EXERCISE DIRECTIONS: Search the listing below for the word "Borderline" and copy each line that holds it.

(Collected data)
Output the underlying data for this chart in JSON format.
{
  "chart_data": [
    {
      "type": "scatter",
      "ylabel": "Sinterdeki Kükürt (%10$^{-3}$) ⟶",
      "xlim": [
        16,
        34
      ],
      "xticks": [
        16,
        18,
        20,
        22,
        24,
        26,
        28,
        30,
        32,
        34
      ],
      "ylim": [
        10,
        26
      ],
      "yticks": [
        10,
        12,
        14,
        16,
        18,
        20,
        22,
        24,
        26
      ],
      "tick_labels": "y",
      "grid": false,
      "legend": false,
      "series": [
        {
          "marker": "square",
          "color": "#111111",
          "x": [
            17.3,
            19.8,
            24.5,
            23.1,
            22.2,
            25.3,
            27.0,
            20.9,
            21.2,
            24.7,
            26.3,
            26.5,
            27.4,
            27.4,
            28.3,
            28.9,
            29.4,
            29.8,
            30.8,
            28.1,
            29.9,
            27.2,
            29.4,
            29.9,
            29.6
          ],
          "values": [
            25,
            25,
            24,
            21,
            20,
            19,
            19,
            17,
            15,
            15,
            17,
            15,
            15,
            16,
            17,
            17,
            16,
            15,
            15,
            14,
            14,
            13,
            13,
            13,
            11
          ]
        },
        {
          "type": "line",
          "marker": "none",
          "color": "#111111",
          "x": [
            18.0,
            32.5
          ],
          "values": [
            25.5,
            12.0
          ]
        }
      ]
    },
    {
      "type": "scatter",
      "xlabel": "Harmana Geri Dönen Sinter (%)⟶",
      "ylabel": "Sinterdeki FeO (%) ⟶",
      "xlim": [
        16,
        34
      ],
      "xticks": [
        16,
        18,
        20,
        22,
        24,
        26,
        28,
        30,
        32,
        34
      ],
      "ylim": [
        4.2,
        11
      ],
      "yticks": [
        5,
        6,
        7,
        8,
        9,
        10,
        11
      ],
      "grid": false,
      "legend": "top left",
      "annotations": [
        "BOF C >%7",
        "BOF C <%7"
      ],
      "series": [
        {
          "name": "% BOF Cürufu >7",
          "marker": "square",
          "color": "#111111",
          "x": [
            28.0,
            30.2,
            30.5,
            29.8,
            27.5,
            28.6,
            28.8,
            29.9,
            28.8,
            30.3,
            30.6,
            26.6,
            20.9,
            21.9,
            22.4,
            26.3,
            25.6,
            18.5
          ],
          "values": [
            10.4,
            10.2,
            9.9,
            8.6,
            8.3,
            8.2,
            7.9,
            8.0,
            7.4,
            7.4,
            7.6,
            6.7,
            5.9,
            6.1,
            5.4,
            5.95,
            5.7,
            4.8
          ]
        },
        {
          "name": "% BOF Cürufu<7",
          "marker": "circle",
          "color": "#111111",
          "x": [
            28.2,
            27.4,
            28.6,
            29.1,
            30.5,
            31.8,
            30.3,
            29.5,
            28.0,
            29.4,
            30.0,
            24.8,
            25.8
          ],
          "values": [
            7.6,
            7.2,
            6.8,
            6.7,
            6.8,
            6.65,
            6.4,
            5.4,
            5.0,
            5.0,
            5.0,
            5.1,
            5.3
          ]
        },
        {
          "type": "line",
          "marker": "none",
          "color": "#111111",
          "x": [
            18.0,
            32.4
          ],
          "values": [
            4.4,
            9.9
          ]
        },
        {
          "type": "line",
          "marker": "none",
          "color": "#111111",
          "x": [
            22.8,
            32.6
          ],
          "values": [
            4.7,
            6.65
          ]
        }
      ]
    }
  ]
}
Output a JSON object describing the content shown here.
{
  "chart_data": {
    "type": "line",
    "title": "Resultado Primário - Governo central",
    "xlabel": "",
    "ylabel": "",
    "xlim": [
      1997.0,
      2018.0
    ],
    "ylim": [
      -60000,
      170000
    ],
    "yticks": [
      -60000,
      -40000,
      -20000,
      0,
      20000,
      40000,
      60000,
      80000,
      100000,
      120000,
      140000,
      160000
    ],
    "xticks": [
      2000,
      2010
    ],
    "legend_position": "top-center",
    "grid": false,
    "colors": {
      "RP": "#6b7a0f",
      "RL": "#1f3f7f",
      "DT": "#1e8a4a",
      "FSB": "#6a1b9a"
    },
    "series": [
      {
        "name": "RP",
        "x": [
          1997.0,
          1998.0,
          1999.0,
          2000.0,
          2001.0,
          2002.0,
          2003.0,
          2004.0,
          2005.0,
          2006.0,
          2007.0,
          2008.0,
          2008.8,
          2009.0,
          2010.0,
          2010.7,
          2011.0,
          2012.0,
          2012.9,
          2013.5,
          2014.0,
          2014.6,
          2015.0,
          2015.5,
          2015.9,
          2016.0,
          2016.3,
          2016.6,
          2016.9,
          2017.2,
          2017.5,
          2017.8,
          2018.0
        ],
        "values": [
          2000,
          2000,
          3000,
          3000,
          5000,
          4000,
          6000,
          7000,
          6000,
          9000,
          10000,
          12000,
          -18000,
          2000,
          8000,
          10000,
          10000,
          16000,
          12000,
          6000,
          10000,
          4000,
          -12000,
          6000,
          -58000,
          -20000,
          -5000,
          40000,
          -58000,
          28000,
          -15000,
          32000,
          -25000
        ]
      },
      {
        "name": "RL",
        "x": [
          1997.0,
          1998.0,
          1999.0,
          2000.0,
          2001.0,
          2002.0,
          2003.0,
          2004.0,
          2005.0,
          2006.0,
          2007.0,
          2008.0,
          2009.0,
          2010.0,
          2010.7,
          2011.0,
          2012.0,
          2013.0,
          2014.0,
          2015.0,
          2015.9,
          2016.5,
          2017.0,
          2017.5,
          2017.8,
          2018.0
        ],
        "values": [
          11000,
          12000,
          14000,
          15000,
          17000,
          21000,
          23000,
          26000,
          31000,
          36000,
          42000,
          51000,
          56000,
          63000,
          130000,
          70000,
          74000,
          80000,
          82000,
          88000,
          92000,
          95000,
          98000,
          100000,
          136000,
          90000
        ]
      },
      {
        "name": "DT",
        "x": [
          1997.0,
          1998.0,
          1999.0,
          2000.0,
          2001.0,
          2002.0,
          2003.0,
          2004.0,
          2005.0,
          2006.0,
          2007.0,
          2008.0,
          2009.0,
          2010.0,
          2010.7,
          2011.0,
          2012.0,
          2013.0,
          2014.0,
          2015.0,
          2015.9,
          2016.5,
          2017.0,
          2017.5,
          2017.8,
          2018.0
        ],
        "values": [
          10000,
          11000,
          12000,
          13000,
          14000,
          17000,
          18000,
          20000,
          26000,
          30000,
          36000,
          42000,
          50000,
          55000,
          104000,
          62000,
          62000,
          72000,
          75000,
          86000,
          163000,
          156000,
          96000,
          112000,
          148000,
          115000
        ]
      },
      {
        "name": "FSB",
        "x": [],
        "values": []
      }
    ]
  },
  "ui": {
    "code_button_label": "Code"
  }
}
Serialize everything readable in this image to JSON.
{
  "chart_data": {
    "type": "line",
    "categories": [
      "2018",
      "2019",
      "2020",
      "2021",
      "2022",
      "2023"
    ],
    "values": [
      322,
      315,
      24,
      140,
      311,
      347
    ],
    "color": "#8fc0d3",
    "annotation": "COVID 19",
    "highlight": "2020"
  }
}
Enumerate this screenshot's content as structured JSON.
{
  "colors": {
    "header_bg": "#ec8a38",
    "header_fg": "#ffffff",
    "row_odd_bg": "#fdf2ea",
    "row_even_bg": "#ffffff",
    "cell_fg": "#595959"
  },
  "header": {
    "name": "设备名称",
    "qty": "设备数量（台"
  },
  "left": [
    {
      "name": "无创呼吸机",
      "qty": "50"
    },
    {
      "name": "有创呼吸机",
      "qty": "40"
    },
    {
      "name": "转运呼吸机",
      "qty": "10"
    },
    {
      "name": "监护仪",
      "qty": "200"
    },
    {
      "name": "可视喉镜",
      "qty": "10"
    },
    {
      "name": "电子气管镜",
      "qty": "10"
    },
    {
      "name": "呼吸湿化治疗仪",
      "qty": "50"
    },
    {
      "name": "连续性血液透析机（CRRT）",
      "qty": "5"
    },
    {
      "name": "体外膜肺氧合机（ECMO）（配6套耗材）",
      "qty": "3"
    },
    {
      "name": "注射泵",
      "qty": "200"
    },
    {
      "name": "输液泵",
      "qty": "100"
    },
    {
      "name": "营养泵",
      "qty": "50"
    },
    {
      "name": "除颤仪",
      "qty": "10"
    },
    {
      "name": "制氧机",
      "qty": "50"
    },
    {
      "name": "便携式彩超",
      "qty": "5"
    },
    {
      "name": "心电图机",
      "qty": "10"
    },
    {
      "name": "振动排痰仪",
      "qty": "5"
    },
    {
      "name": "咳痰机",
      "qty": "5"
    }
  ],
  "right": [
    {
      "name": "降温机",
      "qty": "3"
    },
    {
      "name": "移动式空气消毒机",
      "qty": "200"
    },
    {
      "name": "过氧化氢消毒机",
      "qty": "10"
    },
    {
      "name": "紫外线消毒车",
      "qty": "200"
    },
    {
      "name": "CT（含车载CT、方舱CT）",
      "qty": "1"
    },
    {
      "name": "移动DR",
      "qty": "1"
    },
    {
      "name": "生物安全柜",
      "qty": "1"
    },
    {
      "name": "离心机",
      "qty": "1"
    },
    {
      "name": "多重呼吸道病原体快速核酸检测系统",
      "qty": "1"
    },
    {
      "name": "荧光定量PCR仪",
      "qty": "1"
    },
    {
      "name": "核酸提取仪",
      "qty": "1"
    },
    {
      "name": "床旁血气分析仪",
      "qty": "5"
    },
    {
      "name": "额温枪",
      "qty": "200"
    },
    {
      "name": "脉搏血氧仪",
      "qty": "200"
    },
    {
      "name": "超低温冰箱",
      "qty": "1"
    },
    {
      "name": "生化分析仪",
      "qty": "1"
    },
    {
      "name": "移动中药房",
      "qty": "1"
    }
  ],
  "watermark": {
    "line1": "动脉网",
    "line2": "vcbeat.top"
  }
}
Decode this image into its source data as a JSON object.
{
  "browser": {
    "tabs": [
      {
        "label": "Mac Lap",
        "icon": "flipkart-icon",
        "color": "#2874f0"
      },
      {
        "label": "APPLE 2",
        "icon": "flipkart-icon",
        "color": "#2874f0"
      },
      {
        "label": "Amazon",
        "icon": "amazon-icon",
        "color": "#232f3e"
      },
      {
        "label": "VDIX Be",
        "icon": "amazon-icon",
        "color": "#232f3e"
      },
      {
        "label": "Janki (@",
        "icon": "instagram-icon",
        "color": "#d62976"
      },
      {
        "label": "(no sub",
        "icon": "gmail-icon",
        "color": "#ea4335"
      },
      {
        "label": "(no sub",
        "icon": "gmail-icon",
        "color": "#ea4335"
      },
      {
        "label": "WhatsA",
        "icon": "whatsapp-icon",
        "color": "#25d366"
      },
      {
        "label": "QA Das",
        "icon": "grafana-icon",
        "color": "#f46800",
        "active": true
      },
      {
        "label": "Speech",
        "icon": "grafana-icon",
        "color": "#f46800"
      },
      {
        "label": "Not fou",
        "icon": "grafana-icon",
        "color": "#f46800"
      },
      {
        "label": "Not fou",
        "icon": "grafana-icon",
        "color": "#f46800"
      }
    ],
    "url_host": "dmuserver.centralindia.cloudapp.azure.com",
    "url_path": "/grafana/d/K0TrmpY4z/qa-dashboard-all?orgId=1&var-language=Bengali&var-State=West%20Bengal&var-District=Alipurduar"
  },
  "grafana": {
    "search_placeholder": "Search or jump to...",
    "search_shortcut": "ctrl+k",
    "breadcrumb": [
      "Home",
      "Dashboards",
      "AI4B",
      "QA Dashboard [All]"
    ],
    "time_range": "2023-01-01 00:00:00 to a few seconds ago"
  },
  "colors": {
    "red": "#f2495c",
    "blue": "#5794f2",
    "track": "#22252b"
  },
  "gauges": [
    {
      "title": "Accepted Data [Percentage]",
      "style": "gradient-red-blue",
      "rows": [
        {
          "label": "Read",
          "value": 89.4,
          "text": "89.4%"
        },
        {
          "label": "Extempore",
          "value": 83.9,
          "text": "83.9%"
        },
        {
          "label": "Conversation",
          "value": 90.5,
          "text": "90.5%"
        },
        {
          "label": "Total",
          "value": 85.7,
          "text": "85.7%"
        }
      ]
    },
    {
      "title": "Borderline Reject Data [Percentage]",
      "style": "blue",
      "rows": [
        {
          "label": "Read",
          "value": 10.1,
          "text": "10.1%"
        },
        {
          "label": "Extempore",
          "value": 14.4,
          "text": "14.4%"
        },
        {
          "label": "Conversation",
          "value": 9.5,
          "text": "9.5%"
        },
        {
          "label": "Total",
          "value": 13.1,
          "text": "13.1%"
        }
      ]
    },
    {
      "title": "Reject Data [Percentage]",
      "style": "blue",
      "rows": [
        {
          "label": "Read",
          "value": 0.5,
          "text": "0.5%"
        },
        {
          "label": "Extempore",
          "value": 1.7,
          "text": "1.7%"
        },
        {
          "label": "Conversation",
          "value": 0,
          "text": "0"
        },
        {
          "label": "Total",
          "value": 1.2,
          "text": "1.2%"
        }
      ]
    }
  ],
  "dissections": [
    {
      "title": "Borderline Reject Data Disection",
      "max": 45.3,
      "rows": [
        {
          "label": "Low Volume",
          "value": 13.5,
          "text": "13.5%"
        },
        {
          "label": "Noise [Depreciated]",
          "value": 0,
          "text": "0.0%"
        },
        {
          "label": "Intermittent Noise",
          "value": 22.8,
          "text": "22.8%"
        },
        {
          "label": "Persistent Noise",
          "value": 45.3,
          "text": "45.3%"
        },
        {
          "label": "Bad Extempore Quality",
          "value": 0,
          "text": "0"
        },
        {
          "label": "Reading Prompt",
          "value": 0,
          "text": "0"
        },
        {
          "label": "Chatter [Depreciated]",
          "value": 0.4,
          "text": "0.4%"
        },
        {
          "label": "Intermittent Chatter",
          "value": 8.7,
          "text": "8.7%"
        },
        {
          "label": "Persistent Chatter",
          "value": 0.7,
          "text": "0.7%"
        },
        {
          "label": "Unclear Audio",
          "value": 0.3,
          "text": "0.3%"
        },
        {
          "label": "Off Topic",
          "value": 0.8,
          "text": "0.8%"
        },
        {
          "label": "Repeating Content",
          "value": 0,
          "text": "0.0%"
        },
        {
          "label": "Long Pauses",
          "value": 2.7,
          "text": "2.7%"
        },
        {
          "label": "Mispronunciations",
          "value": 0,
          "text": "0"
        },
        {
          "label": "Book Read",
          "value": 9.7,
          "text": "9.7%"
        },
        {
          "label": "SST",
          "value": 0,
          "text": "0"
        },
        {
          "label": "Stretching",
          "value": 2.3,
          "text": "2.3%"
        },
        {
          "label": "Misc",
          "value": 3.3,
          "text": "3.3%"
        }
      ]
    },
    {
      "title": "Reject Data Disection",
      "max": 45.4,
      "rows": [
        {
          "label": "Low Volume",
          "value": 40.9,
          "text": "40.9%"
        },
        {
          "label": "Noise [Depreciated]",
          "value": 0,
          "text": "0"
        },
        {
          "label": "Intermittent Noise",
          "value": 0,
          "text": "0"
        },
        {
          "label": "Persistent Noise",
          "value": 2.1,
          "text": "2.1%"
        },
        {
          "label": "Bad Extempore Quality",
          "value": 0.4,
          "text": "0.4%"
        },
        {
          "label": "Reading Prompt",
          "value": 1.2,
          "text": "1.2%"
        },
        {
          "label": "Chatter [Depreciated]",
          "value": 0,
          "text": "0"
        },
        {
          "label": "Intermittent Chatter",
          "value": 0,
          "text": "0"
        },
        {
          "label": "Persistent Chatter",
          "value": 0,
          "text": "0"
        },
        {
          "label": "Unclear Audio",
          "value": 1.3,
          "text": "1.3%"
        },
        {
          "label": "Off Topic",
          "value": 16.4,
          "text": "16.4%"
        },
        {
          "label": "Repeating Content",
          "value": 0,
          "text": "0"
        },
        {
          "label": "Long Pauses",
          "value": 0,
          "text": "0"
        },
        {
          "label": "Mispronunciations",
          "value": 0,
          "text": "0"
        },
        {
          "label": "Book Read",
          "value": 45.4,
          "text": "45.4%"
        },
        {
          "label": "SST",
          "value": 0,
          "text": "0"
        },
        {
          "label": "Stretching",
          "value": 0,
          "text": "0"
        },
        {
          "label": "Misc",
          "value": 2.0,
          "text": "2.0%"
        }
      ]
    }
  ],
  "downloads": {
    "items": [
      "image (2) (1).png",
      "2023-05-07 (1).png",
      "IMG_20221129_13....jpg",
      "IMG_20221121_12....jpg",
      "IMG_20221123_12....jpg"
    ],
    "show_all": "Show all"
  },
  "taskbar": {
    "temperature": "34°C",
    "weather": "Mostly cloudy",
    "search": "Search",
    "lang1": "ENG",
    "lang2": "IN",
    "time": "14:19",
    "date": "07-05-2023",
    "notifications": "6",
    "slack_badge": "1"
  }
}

OUTPUT FOR THIS EXERCISE:
      "title": "Borderline Reject Data [Percentage]",
      "title": "Borderline Reject Data Disection",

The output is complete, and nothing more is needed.